Pick out every line of the entries below where "JSON" occurs, and copy those lines.

#### [DATA PROVIDED]
- - - - - - -

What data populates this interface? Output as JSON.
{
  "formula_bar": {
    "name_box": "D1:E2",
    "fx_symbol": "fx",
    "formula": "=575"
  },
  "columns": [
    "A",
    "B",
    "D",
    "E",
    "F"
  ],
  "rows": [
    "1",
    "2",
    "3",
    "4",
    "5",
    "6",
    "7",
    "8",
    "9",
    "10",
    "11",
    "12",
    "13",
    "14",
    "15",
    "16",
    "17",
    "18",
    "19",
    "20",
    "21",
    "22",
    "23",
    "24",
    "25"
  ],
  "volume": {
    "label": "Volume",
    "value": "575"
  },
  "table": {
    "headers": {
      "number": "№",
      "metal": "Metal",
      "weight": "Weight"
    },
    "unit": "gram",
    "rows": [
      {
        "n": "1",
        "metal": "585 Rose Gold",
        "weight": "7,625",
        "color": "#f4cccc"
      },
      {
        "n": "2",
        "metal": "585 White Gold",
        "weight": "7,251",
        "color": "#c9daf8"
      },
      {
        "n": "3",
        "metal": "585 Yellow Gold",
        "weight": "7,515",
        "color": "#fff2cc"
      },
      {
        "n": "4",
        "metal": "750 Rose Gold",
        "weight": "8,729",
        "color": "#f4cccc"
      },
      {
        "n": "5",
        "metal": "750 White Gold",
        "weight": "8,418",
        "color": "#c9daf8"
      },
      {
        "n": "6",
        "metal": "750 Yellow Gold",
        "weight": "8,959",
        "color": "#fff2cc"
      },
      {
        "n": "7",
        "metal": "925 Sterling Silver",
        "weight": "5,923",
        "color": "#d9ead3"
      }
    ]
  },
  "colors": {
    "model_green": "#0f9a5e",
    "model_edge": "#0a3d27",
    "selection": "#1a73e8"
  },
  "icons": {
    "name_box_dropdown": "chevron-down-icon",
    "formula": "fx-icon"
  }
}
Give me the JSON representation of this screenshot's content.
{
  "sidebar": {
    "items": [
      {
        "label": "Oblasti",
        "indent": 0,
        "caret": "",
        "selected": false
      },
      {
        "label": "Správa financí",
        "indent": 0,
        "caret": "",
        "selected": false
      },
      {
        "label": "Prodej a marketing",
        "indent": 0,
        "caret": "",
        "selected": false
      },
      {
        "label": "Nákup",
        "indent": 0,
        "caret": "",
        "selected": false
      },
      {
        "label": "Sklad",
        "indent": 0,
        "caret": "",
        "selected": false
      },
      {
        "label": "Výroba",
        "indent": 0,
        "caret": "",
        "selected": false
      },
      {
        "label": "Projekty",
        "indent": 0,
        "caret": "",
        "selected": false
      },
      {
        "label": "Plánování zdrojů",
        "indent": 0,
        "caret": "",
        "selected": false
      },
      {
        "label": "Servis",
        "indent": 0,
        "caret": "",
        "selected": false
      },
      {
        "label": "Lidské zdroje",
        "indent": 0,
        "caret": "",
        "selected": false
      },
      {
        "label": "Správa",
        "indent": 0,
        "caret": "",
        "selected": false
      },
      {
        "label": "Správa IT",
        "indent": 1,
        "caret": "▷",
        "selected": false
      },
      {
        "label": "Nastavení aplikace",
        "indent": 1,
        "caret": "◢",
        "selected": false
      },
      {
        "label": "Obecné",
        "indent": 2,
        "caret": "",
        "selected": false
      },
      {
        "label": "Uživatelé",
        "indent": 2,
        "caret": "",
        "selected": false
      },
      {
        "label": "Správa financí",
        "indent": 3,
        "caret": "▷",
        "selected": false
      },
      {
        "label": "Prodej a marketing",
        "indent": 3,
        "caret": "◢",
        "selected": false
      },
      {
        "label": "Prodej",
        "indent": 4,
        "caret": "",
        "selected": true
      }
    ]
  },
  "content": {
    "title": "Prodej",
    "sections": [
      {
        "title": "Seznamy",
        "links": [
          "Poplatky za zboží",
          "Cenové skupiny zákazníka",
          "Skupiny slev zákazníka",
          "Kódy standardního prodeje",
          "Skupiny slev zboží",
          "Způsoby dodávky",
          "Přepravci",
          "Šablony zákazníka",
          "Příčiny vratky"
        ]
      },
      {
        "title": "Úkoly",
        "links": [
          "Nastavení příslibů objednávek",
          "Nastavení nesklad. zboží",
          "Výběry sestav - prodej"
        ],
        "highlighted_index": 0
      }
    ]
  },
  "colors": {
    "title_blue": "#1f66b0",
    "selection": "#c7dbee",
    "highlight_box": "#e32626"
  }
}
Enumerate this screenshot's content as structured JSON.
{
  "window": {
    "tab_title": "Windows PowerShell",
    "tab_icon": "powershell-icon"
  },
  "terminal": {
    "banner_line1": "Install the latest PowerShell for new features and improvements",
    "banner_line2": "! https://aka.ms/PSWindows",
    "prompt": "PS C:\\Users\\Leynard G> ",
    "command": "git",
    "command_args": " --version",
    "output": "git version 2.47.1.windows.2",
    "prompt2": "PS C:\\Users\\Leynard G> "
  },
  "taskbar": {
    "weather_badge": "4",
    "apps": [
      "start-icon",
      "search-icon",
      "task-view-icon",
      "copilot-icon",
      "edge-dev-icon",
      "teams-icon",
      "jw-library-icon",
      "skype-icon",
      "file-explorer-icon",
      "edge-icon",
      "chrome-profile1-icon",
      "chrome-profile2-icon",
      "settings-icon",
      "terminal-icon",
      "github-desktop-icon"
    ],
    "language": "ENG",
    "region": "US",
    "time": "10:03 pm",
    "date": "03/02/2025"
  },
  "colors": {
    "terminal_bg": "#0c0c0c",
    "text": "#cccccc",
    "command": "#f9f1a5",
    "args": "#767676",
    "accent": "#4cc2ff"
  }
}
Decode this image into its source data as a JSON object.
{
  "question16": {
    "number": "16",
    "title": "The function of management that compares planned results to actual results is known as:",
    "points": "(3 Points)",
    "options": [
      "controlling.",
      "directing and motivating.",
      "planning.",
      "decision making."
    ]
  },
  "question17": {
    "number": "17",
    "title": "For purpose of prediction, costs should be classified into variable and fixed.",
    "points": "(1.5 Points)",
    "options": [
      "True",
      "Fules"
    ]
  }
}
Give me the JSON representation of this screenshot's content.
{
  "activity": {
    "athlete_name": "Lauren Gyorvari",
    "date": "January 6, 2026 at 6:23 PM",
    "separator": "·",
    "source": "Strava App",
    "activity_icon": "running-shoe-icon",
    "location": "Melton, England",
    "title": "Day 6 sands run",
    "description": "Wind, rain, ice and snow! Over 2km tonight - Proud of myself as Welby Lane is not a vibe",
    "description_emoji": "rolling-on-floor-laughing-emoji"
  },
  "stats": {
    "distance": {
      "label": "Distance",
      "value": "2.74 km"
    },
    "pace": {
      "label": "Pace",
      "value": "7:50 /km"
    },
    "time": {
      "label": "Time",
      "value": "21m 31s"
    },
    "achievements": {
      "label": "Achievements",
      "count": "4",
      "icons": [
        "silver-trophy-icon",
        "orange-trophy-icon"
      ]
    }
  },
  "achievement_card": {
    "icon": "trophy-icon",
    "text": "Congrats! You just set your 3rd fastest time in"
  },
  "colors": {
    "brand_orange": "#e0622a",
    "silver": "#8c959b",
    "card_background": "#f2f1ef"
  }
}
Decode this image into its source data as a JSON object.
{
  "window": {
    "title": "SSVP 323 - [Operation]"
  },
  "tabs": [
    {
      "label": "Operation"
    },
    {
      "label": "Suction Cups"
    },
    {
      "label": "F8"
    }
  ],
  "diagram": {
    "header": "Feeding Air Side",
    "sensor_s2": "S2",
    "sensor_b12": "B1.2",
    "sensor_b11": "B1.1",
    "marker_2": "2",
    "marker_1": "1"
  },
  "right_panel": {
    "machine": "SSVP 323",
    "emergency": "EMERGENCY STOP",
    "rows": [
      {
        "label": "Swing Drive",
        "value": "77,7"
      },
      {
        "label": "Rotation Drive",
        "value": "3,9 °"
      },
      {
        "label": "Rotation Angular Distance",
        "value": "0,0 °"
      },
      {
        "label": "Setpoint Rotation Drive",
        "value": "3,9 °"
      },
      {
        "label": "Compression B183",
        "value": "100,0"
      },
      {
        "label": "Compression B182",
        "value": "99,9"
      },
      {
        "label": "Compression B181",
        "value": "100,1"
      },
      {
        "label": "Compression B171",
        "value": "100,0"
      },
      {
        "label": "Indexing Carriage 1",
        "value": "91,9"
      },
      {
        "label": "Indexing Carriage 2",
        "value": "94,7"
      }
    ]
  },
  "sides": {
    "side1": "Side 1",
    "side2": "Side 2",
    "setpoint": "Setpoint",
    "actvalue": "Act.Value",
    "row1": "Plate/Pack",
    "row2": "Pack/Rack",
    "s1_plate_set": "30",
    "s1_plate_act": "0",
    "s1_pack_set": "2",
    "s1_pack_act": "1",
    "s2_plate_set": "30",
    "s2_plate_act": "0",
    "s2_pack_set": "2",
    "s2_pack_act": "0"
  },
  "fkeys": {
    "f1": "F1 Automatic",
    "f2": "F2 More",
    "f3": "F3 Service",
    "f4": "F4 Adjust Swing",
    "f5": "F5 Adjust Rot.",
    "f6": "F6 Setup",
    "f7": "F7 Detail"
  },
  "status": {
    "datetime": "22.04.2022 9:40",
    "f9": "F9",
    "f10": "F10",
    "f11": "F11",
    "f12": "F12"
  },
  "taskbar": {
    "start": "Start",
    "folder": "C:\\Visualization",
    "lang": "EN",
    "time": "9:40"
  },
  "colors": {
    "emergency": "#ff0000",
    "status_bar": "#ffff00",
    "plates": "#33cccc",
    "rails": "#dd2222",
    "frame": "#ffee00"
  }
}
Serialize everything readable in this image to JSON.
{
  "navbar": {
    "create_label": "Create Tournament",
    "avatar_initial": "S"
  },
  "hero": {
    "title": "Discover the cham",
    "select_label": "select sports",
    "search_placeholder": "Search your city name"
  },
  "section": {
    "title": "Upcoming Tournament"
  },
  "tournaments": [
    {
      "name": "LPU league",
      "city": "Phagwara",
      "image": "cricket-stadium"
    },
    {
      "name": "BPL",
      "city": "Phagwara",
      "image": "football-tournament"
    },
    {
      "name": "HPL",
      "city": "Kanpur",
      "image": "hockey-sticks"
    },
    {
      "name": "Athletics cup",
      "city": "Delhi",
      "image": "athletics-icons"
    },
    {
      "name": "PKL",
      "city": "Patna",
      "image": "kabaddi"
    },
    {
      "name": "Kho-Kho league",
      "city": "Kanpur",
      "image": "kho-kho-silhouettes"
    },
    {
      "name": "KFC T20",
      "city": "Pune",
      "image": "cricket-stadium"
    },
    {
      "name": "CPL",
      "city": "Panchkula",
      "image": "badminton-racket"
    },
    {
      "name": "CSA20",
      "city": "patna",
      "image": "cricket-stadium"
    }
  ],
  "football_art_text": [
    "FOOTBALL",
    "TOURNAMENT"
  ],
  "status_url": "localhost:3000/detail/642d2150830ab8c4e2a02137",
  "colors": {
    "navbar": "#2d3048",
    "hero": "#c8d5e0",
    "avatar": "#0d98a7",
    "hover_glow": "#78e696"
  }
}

- - - - - - -

#### [ANSWER IN FULL]
What data populates this interface? Output as JSON.
Give me the JSON representation of this screenshot's content.
Enumerate this screenshot's content as structured JSON.
Decode this image into its source data as a JSON object.
Give me the JSON representation of this screenshot's content.
Decode this image into its source data as a JSON object.
Serialize everything readable in this image to JSON.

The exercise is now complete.